(Exercise description)
Lines holding the string "JSON" are the ones to copy; find them all in the data.

(Dataset records)
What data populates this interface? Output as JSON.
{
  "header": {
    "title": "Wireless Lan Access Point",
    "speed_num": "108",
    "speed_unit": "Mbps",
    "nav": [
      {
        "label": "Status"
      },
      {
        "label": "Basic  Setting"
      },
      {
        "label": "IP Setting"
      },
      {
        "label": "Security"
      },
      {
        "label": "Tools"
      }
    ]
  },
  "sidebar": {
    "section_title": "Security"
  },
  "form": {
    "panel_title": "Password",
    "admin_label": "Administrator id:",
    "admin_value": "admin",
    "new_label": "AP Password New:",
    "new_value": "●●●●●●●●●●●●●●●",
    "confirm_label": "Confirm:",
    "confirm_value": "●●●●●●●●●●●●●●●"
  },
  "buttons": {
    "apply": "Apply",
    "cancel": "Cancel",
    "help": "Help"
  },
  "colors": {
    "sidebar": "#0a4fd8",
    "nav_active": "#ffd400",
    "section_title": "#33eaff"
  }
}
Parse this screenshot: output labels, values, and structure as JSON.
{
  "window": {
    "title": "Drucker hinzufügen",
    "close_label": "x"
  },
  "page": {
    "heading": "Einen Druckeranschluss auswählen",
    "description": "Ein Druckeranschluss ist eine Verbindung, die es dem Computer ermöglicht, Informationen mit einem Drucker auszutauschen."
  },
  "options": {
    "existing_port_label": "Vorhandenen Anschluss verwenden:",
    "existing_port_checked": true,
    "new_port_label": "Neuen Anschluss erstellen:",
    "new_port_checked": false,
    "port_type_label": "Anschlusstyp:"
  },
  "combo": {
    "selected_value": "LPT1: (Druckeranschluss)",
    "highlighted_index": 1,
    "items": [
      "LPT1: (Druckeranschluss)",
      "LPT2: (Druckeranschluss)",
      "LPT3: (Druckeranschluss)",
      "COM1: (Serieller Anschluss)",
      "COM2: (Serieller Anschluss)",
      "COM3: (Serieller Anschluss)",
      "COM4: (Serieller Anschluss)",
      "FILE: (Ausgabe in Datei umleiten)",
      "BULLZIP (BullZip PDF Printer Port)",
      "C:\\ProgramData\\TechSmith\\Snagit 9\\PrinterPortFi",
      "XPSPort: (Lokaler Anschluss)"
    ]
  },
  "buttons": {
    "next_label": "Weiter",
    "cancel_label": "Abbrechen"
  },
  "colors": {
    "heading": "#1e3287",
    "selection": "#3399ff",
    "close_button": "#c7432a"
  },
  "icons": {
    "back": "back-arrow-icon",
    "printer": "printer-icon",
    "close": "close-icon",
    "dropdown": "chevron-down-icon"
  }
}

(Written answer)
What data populates this interface? Output as JSON.
Parse this screenshot: output labels, values, and structure as JSON.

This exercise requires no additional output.